• _Your goal_: Find how many lines hold the word "JSON". Give only the number.

***** Provided data

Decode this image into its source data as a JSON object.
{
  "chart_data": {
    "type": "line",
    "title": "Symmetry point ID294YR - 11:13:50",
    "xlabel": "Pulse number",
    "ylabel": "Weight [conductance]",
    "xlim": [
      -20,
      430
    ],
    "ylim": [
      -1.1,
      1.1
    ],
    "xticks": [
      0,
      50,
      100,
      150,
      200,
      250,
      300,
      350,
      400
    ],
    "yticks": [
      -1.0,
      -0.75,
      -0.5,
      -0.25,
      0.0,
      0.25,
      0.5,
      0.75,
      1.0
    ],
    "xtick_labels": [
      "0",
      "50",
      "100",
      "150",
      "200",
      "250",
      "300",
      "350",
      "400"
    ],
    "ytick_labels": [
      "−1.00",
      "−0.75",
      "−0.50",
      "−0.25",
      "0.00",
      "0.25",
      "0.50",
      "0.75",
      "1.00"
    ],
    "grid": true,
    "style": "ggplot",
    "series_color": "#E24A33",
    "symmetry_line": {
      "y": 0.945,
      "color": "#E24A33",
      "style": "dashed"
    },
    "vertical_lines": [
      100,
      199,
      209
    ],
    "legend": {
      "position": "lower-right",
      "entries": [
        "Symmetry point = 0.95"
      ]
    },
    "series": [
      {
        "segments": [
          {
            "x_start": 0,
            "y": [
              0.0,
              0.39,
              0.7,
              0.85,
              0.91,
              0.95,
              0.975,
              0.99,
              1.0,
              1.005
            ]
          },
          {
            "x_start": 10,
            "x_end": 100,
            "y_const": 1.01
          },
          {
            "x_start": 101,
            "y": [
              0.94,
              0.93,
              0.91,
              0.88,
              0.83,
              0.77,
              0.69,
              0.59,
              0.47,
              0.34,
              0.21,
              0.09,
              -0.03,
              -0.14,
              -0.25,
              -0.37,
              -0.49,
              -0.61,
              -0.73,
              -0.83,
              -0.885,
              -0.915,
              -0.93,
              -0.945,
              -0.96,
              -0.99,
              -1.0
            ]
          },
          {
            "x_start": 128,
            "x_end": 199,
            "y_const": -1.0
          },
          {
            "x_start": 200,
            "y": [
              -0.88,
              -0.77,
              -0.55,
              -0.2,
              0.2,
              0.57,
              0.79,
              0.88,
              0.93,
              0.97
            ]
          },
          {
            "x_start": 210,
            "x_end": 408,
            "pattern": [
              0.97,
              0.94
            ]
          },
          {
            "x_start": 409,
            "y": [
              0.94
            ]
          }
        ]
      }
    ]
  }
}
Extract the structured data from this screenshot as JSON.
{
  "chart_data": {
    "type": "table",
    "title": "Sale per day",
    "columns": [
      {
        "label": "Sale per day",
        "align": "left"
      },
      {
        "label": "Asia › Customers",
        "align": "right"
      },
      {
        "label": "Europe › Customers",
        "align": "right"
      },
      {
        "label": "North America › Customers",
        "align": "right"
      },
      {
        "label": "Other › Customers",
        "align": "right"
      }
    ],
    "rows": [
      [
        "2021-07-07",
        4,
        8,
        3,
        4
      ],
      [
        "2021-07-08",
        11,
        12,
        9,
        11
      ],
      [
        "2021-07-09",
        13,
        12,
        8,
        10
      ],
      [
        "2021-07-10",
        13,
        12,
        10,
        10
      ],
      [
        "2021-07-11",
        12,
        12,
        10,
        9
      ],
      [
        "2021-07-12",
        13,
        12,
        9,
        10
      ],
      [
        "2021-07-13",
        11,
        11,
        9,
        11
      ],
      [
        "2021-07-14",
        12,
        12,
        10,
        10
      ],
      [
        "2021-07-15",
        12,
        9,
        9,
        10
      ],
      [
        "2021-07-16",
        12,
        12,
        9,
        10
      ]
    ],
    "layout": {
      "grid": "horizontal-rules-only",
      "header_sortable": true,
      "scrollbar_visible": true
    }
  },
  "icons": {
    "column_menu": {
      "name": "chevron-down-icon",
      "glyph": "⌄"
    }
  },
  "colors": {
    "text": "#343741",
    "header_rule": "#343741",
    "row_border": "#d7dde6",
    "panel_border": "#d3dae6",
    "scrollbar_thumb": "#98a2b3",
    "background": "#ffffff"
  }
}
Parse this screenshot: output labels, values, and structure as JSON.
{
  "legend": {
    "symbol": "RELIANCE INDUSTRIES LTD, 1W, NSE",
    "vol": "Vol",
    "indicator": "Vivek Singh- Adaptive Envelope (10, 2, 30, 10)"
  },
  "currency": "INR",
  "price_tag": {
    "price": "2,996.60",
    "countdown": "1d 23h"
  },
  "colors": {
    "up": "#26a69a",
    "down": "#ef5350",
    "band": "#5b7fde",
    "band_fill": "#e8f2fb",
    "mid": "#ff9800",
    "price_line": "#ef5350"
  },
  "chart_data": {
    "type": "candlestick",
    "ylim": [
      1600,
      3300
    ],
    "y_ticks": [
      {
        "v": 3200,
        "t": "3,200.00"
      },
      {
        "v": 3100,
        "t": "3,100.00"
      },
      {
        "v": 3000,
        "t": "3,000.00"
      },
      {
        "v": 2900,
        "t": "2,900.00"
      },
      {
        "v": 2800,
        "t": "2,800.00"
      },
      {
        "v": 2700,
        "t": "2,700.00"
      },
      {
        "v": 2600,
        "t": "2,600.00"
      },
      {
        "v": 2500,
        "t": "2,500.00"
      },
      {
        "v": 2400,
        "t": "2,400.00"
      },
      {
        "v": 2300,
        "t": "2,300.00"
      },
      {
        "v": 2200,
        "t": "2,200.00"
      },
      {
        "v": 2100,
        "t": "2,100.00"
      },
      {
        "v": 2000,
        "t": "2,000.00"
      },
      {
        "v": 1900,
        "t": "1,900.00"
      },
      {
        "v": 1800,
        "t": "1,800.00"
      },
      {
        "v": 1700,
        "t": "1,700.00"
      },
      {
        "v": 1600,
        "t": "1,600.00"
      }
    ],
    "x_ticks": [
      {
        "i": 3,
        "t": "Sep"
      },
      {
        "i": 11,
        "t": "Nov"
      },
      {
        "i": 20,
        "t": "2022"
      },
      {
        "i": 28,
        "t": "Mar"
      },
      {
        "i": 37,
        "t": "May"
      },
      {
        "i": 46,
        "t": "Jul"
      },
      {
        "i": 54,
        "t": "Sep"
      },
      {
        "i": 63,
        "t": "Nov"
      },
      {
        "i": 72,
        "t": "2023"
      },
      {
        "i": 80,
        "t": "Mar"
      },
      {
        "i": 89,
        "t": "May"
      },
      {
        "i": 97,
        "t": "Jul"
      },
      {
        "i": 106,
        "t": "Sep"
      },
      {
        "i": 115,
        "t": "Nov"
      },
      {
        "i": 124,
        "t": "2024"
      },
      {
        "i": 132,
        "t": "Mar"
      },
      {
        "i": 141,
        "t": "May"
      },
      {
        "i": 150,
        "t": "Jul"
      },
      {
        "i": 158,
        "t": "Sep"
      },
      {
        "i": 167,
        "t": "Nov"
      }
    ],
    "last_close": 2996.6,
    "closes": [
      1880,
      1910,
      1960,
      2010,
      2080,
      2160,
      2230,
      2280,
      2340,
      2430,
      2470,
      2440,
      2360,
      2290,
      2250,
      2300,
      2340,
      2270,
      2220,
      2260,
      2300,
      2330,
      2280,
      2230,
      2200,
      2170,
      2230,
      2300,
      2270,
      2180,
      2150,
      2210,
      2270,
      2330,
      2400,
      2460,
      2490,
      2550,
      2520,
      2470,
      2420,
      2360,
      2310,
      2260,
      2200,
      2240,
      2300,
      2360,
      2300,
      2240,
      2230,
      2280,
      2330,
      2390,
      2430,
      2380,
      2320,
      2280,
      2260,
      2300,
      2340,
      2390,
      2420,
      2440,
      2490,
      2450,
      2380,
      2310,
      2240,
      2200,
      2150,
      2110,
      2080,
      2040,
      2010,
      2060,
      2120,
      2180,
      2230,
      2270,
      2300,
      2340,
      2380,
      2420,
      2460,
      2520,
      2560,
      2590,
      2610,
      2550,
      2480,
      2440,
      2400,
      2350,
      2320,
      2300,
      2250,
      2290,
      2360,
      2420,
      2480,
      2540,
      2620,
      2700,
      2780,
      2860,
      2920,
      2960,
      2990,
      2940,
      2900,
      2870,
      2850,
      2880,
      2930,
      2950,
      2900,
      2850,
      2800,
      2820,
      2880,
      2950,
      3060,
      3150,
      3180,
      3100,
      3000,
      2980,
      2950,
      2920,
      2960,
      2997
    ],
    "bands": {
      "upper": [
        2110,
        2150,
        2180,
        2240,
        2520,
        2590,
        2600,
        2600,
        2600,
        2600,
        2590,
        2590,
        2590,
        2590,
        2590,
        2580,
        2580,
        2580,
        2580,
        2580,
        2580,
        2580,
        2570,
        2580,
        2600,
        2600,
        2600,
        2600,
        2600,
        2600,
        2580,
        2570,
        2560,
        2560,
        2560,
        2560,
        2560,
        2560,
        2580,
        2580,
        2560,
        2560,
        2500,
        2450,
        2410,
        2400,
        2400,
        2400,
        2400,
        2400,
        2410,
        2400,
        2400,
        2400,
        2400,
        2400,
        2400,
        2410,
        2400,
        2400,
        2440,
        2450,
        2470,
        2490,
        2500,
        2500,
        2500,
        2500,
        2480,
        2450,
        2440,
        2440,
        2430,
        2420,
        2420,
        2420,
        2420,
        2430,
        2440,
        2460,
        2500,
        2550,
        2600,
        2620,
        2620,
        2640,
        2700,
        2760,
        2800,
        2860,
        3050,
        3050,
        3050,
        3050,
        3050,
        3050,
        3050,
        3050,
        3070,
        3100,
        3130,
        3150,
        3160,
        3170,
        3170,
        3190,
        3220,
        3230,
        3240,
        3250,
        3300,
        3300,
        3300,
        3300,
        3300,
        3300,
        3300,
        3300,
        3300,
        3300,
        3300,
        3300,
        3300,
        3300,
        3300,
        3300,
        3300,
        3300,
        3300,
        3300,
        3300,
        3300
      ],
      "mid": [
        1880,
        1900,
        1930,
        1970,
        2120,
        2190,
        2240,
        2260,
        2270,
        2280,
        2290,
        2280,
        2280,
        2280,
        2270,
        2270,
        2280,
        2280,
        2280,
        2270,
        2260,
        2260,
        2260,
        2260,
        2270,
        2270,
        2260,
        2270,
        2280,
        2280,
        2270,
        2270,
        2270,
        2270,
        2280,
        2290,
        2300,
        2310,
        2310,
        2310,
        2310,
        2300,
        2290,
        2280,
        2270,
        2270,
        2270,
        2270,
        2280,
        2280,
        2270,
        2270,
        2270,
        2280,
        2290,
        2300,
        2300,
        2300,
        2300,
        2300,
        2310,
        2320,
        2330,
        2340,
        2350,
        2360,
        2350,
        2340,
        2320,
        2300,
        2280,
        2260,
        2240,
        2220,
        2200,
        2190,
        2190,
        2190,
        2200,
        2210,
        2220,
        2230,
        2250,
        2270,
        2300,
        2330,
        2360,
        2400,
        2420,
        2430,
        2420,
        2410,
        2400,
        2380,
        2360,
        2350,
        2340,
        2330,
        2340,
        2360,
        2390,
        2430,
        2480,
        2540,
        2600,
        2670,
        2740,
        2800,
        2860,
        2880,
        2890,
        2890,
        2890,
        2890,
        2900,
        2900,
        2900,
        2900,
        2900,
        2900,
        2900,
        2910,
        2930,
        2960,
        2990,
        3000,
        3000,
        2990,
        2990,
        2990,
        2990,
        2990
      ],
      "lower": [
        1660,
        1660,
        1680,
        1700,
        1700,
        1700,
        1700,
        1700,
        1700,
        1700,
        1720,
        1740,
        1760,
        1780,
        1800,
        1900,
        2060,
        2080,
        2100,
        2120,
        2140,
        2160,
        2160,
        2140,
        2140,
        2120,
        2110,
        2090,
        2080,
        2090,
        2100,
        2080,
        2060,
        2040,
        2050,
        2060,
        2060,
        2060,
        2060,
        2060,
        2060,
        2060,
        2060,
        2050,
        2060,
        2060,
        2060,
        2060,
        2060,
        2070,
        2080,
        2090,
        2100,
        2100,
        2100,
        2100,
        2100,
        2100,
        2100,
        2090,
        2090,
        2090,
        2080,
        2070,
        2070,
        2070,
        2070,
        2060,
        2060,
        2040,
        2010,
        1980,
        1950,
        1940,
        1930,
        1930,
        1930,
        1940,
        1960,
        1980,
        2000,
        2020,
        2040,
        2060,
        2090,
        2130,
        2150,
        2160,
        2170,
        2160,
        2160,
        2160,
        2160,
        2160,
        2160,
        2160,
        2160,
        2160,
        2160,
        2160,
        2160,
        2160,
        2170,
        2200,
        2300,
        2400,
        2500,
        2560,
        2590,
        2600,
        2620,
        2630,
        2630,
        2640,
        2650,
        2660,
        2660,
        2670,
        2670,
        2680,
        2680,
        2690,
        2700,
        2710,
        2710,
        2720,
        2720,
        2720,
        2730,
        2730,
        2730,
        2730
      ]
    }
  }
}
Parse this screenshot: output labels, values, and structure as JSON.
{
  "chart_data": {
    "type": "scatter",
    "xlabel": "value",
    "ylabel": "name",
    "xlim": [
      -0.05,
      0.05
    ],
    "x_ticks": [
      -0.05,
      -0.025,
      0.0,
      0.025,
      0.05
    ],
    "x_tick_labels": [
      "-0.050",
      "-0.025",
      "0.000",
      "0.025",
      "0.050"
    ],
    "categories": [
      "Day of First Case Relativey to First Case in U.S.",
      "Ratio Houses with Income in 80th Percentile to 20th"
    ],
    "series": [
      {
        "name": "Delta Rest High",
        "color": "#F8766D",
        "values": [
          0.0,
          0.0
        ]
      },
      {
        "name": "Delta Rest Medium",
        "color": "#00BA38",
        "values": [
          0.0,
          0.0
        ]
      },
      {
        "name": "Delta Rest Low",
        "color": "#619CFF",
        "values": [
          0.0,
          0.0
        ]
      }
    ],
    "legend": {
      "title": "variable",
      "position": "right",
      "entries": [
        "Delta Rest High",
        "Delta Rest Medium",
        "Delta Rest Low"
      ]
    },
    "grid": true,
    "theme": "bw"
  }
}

**********

• _Solution for this exercise_: 4